> [Exercise directions]
Go through the material below and copy each line where the word "ρόλος" appears.

* Start Data shown *

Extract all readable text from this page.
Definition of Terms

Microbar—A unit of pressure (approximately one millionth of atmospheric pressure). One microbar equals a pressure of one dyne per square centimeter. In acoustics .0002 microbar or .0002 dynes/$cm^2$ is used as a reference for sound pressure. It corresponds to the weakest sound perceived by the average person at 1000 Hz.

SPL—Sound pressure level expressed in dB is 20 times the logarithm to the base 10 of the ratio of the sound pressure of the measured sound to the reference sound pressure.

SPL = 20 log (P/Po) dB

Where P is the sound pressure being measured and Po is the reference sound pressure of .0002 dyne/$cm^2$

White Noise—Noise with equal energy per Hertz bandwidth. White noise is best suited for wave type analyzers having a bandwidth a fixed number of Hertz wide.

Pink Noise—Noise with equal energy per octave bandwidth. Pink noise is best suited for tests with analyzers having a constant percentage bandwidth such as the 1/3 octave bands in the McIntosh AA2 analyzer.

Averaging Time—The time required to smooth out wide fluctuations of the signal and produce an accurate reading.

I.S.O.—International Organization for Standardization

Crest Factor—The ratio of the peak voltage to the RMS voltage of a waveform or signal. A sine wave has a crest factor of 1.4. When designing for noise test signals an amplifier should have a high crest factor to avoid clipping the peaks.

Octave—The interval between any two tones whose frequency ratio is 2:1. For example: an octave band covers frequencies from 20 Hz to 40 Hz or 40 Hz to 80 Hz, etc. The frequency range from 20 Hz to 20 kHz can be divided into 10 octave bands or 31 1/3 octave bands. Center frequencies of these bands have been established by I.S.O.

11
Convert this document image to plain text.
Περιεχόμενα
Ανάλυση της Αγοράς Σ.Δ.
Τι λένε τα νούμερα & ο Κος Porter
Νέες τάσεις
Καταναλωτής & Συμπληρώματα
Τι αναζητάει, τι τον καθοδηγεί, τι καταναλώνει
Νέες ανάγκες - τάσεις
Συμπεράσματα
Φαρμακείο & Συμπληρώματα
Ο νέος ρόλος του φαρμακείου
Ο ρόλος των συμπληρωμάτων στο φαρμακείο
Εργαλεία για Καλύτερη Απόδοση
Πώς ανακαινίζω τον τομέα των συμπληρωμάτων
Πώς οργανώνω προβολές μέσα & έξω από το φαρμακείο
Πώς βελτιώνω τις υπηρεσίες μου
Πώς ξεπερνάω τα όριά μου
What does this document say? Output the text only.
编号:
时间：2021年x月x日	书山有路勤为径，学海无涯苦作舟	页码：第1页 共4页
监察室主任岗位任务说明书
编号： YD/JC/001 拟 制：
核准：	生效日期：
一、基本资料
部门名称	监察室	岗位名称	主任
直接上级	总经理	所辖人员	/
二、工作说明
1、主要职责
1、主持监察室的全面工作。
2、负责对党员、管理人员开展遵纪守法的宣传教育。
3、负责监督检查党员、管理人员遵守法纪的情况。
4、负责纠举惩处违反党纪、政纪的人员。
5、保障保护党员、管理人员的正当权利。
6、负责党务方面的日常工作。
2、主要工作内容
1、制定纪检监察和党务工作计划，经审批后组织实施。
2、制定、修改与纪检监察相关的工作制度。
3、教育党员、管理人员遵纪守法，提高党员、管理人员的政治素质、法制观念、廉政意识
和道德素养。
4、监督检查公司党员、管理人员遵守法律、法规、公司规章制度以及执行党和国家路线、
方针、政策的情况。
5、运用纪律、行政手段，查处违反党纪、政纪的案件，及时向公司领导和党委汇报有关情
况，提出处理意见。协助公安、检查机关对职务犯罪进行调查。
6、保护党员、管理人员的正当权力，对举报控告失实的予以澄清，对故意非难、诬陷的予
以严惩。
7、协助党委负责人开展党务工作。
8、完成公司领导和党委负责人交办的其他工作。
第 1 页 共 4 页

* End Data shown *

> [Solution to this exercise]
Ο νέος ρόλος του φαρμακείου
Ο ρόλος των συμπληρωμάτων στο φαρμακείο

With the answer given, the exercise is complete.